WHAT THE EXERCISE ASKS: Return the number of lines holding "roll", with nothing added.

DATA FOR THIS EXERCISE:
########################################
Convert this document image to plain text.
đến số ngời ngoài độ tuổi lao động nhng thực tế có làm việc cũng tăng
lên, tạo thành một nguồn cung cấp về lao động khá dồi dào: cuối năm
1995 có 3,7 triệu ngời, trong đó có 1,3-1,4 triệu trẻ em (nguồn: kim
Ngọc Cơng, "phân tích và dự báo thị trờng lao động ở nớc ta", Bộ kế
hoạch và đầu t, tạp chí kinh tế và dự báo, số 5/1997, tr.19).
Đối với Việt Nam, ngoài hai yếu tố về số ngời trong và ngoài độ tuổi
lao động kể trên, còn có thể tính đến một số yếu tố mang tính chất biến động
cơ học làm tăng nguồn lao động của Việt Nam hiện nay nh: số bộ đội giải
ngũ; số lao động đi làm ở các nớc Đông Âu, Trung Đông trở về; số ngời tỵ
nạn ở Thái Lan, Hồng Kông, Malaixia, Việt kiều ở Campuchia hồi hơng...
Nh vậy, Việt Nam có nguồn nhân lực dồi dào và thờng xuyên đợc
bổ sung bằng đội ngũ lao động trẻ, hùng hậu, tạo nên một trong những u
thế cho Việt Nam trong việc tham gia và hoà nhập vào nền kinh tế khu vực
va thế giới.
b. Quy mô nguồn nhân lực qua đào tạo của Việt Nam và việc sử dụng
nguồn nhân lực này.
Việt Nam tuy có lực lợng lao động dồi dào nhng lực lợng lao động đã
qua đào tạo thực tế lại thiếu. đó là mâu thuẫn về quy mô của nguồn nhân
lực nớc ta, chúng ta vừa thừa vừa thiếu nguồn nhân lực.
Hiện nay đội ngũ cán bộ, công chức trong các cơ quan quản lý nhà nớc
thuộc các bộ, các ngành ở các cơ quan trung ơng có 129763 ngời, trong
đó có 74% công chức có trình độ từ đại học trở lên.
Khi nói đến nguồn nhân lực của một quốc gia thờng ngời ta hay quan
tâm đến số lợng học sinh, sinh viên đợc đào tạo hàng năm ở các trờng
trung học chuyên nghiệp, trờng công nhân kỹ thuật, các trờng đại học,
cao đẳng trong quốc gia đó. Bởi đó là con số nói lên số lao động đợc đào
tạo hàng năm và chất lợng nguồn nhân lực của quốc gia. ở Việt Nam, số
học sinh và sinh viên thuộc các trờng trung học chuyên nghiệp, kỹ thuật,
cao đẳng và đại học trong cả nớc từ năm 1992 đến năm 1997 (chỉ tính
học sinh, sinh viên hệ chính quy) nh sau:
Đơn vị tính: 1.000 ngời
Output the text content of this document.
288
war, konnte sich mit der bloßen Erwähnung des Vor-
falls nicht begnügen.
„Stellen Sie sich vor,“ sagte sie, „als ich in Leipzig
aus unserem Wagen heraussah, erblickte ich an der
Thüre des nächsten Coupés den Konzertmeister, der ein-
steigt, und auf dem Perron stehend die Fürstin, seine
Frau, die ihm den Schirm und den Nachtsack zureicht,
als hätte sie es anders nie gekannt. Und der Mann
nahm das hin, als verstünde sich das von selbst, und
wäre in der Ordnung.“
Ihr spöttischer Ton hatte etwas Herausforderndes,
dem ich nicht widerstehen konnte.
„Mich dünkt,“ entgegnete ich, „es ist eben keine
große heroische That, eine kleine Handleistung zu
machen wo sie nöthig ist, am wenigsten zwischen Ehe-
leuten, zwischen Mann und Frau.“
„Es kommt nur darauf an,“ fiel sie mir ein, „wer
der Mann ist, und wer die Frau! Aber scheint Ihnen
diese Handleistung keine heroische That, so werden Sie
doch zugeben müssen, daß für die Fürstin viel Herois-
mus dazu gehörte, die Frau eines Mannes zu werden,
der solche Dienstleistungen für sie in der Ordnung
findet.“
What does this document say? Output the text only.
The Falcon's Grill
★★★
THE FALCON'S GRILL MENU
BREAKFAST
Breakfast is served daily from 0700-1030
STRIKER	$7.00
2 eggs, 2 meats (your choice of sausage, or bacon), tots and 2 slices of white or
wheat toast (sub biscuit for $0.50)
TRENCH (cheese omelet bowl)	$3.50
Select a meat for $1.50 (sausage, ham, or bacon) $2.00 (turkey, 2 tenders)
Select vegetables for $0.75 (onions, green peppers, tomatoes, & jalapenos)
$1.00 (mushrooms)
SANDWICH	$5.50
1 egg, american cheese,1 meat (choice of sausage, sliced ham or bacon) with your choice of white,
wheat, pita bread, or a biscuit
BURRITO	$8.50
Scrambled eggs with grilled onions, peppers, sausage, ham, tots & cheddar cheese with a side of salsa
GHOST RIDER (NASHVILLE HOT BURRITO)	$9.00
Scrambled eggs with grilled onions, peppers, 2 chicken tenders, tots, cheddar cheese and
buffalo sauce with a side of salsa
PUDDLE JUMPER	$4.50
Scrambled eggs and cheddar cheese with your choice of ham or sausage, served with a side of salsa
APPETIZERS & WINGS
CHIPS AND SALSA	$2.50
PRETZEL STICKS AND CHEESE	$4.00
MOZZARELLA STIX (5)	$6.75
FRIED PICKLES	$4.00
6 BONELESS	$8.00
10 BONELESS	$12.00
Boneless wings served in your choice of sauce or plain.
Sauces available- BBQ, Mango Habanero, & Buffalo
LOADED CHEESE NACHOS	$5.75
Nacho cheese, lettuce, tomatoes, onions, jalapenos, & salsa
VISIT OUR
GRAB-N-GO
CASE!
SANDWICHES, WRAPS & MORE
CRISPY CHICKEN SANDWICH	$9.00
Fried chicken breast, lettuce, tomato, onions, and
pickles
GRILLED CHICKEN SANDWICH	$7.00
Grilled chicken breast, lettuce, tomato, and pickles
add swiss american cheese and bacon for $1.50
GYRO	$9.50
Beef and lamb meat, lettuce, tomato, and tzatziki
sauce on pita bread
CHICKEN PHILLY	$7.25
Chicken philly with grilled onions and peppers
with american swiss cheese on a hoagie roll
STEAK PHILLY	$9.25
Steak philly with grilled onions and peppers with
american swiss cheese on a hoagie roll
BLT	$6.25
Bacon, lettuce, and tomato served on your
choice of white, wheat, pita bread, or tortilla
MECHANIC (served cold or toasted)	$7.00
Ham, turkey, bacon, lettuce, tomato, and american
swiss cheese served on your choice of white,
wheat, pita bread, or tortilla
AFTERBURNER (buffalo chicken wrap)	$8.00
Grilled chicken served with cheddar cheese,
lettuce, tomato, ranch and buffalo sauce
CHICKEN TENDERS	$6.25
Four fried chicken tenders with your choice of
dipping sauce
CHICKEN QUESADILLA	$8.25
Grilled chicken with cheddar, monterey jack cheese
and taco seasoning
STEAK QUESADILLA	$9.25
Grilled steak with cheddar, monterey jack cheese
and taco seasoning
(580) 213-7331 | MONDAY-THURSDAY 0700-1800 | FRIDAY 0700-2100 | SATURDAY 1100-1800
########################################
THE ANSWER: 2